-- Directive --
Write out all of the lines below, exactly and completely.

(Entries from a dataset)
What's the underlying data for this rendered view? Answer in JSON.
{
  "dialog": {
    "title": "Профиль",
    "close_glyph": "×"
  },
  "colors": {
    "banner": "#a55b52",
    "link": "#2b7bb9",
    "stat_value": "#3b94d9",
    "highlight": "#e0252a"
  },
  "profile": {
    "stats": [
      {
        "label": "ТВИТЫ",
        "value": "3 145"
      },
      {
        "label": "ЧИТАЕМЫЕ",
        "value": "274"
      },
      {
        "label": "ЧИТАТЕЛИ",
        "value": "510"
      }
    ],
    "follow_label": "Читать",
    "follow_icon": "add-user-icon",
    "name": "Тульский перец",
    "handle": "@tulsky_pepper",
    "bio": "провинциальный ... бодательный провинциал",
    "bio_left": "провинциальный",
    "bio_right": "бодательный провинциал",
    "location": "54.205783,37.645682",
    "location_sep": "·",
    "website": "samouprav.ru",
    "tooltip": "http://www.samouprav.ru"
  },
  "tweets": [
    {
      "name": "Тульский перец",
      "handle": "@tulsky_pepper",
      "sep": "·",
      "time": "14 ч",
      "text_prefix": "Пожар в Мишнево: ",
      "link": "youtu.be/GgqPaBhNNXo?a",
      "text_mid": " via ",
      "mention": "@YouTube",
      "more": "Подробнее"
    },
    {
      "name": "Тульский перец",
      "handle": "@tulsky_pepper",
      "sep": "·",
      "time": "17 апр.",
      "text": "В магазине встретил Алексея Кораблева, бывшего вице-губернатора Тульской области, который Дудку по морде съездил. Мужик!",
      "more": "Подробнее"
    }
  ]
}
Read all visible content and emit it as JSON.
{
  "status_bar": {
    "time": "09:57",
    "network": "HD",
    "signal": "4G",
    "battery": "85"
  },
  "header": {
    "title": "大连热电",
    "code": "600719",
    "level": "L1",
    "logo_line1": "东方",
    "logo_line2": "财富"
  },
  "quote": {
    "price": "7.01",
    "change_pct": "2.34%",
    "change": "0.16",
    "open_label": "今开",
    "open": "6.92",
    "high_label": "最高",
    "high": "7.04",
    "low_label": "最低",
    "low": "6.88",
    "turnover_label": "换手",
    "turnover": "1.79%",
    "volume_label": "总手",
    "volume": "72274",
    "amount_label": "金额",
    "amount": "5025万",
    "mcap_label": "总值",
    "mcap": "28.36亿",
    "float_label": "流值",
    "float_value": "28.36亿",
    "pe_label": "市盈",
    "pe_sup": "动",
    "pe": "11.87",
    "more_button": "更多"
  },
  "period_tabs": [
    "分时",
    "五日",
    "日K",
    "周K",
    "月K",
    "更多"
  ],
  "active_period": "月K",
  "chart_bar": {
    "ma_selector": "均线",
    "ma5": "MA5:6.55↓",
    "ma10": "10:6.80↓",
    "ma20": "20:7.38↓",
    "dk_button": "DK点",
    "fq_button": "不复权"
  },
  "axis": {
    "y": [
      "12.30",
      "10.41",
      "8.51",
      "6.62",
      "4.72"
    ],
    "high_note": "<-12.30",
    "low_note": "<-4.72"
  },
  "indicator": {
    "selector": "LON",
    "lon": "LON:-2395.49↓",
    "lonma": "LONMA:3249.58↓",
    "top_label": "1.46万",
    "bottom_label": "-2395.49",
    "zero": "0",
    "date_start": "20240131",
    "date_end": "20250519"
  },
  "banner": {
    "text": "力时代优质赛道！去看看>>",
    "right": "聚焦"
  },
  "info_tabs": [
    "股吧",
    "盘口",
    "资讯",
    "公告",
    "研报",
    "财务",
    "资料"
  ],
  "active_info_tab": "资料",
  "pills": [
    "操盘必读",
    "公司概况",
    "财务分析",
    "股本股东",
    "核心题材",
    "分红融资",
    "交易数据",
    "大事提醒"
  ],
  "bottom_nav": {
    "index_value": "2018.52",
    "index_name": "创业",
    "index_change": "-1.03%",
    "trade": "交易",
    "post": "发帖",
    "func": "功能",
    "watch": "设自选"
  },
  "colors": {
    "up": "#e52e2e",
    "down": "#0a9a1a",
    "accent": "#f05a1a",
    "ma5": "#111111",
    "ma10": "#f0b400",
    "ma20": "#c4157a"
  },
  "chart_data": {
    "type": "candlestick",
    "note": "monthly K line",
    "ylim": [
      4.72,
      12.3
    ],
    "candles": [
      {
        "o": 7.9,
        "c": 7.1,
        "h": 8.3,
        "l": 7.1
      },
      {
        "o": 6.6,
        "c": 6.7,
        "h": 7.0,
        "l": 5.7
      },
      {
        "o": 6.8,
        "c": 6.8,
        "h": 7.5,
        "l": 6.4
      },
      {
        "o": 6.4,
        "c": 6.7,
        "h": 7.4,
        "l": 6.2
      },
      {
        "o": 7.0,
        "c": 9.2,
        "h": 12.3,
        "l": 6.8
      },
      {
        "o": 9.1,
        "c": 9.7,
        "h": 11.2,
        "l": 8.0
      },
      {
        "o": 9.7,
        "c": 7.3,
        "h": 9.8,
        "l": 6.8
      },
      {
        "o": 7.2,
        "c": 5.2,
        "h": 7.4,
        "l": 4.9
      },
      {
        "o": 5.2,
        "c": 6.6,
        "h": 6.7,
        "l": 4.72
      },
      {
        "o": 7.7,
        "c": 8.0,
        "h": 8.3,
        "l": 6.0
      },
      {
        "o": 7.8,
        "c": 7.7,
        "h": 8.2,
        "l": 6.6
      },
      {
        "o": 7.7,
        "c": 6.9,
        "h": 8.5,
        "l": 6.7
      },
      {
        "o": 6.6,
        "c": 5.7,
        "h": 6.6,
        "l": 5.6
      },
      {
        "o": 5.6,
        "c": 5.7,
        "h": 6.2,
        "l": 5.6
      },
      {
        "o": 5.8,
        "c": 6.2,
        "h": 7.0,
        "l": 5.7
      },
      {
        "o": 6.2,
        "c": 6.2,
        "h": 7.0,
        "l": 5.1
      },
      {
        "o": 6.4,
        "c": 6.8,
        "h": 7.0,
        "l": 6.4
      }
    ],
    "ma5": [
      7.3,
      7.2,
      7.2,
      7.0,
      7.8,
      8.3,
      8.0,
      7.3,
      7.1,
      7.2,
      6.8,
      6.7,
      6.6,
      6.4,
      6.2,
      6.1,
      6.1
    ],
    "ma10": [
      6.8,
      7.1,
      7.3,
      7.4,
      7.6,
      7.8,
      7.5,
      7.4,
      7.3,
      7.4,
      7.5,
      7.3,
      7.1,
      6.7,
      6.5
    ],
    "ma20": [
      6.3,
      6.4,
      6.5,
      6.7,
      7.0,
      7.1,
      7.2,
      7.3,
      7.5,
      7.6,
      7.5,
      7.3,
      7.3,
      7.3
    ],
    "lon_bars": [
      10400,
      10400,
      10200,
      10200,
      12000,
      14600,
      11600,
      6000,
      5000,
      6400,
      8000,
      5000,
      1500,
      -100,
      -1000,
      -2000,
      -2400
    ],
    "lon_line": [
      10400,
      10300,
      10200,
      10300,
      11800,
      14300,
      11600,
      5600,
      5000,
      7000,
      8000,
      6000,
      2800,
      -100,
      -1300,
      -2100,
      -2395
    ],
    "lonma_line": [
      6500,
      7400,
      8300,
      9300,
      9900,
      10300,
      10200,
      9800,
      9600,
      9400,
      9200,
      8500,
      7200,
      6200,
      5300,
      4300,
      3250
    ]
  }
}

-- The result --
What's the underlying data for this rendered view? Answer in JSON.
{
  "dialog": {
    "title": "Профиль",
    "close_glyph": "×"
  },
  "colors": {
    "banner": "#a55b52",
    "link": "#2b7bb9",
    "stat_value": "#3b94d9",
    "highlight": "#e0252a"
  },
  "profile": {
    "stats": [
      {
        "label": "ТВИТЫ",
        "value": "3 145"
      },
      {
        "label": "ЧИТАЕМЫЕ",
        "value": "274"
      },
      {
        "label": "ЧИТАТЕЛИ",
        "value": "510"
      }
    ],
    "follow_label": "Читать",
    "follow_icon": "add-user-icon",
    "name": "Тульский перец",
    "handle": "@tulsky_pepper",
    "bio": "провинциальный ... бодательный провинциал",
    "bio_left": "провинциальный",
    "bio_right": "бодательный провинциал",
    "location": "54.205783,37.645682",
    "location_sep": "·",
    "website": "samouprav.ru",
    "tooltip": "http://www.samouprav.ru"
  },
  "tweets": [
    {
      "name": "Тульский перец",
      "handle": "@tulsky_pepper",
      "sep": "·",
      "time": "14 ч",
      "text_prefix": "Пожар в Мишнево: ",
      "link": "youtu.be/GgqPaBhNNXo?a",
      "text_mid": " via ",
      "mention": "@YouTube",
      "more": "Подробнее"
    },
    {
      "name": "Тульский перец",
      "handle": "@tulsky_pepper",
      "sep": "·",
      "time": "17 апр.",
      "text": "В магазине встретил Алексея Кораблева, бывшего вице-губернатора Тульской области, который Дудку по морде съездил. Мужик!",
      "more": "Подробнее"
    }
  ]
}
Read all visible content and emit it as JSON.
{
  "status_bar": {
    "time": "09:57",
    "network": "HD",
    "signal": "4G",
    "battery": "85"
  },
  "header": {
    "title": "大连热电",
    "code": "600719",
    "level": "L1",
    "logo_line1": "东方",
    "logo_line2": "财富"
  },
  "quote": {
    "price": "7.01",
    "change_pct": "2.34%",
    "change": "0.16",
    "open_label": "今开",
    "open": "6.92",
    "high_label": "最高",
    "high": "7.04",
    "low_label": "最低",
    "low": "6.88",
    "turnover_label": "换手",
    "turnover": "1.79%",
    "volume_label": "总手",
    "volume": "72274",
    "amount_label": "金额",
    "amount": "5025万",
    "mcap_label": "总值",
    "mcap": "28.36亿",
    "float_label": "流值",
    "float_value": "28.36亿",
    "pe_label": "市盈",
    "pe_sup": "动",
    "pe": "11.87",
    "more_button": "更多"
  },
  "period_tabs": [
    "分时",
    "五日",
    "日K",
    "周K",
    "月K",
    "更多"
  ],
  "active_period": "月K",
  "chart_bar": {
    "ma_selector": "均线",
    "ma5": "MA5:6.55↓",
    "ma10": "10:6.80↓",
    "ma20": "20:7.38↓",
    "dk_button": "DK点",
    "fq_button": "不复权"
  },
  "axis": {
    "y": [
      "12.30",
      "10.41",
      "8.51",
      "6.62",
      "4.72"
    ],
    "high_note": "<-12.30",
    "low_note": "<-4.72"
  },
  "indicator": {
    "selector": "LON",
    "lon": "LON:-2395.49↓",
    "lonma": "LONMA:3249.58↓",
    "top_label": "1.46万",
    "bottom_label": "-2395.49",
    "zero": "0",
    "date_start": "20240131",
    "date_end": "20250519"
  },
  "banner": {
    "text": "力时代优质赛道！去看看>>",
    "right": "聚焦"
  },
  "info_tabs": [
    "股吧",
    "盘口",
    "资讯",
    "公告",
    "研报",
    "财务",
    "资料"
  ],
  "active_info_tab": "资料",
  "pills": [
    "操盘必读",
    "公司概况",
    "财务分析",
    "股本股东",
    "核心题材",
    "分红融资",
    "交易数据",
    "大事提醒"
  ],
  "bottom_nav": {
    "index_value": "2018.52",
    "index_name": "创业",
    "index_change": "-1.03%",
    "trade": "交易",
    "post": "发帖",
    "func": "功能",
    "watch": "设自选"
  },
  "colors": {
    "up": "#e52e2e",
    "down": "#0a9a1a",
    "accent": "#f05a1a",
    "ma5": "#111111",
    "ma10": "#f0b400",
    "ma20": "#c4157a"
  },
  "chart_data": {
    "type": "candlestick",
    "note": "monthly K line",
    "ylim": [
      4.72,
      12.3
    ],
    "candles": [
      {
        "o": 7.9,
        "c": 7.1,
        "h": 8.3,
        "l": 7.1
      },
      {
        "o": 6.6,
        "c": 6.7,
        "h": 7.0,
        "l": 5.7
      },
      {
        "o": 6.8,
        "c": 6.8,
        "h": 7.5,
        "l": 6.4
      },
      {
        "o": 6.4,
        "c": 6.7,
        "h": 7.4,
        "l": 6.2
      },
      {
        "o": 7.0,
        "c": 9.2,
        "h": 12.3,
        "l": 6.8
      },
      {
        "o": 9.1,
        "c": 9.7,
        "h": 11.2,
        "l": 8.0
      },
      {
        "o": 9.7,
        "c": 7.3,
        "h": 9.8,
        "l": 6.8
      },
      {
        "o": 7.2,
        "c": 5.2,
        "h": 7.4,
        "l": 4.9
      },
      {
        "o": 5.2,
        "c": 6.6,
        "h": 6.7,
        "l": 4.72
      },
      {
        "o": 7.7,
        "c": 8.0,
        "h": 8.3,
        "l": 6.0
      },
      {
        "o": 7.8,
        "c": 7.7,
        "h": 8.2,
        "l": 6.6
      },
      {
        "o": 7.7,
        "c": 6.9,
        "h": 8.5,
        "l": 6.7
      },
      {
        "o": 6.6,
        "c": 5.7,
        "h": 6.6,
        "l": 5.6
      },
      {
        "o": 5.6,
        "c": 5.7,
        "h": 6.2,
        "l": 5.6
      },
      {
        "o": 5.8,
        "c": 6.2,
        "h": 7.0,
        "l": 5.7
      },
      {
        "o": 6.2,
        "c": 6.2,
        "h": 7.0,
        "l": 5.1
      },
      {
        "o": 6.4,
        "c": 6.8,
        "h": 7.0,
        "l": 6.4
      }
    ],
    "ma5": [
      7.3,
      7.2,
      7.2,
      7.0,
      7.8,
      8.3,
      8.0,
      7.3,
      7.1,
      7.2,
      6.8,
      6.7,
      6.6,
      6.4,
      6.2,
      6.1,
      6.1
    ],
    "ma10": [
      6.8,
      7.1,
      7.3,
      7.4,
      7.6,
      7.8,
      7.5,
      7.4,
      7.3,
      7.4,
      7.5,
      7.3,
      7.1,
      6.7,
      6.5
    ],
    "ma20": [
      6.3,
      6.4,
      6.5,
      6.7,
      7.0,
      7.1,
      7.2,
      7.3,
      7.5,
      7.6,
      7.5,
      7.3,
      7.3,
      7.3
    ],
    "lon_bars": [
      10400,
      10400,
      10200,
      10200,
      12000,
      14600,
      11600,
      6000,
      5000,
      6400,
      8000,
      5000,
      1500,
      -100,
      -1000,
      -2000,
      -2400
    ],
    "lon_line": [
      10400,
      10300,
      10200,
      10300,
      11800,
      14300,
      11600,
      5600,
      5000,
      7000,
      8000,
      6000,
      2800,
      -100,
      -1300,
      -2100,
      -2395
    ],
    "lonma_line": [
      6500,
      7400,
      8300,
      9300,
      9900,
      10300,
      10200,
      9800,
      9600,
      9400,
      9200,
      8500,
      7200,
      6200,
      5300,
      4300,
      3250
    ]
  }
}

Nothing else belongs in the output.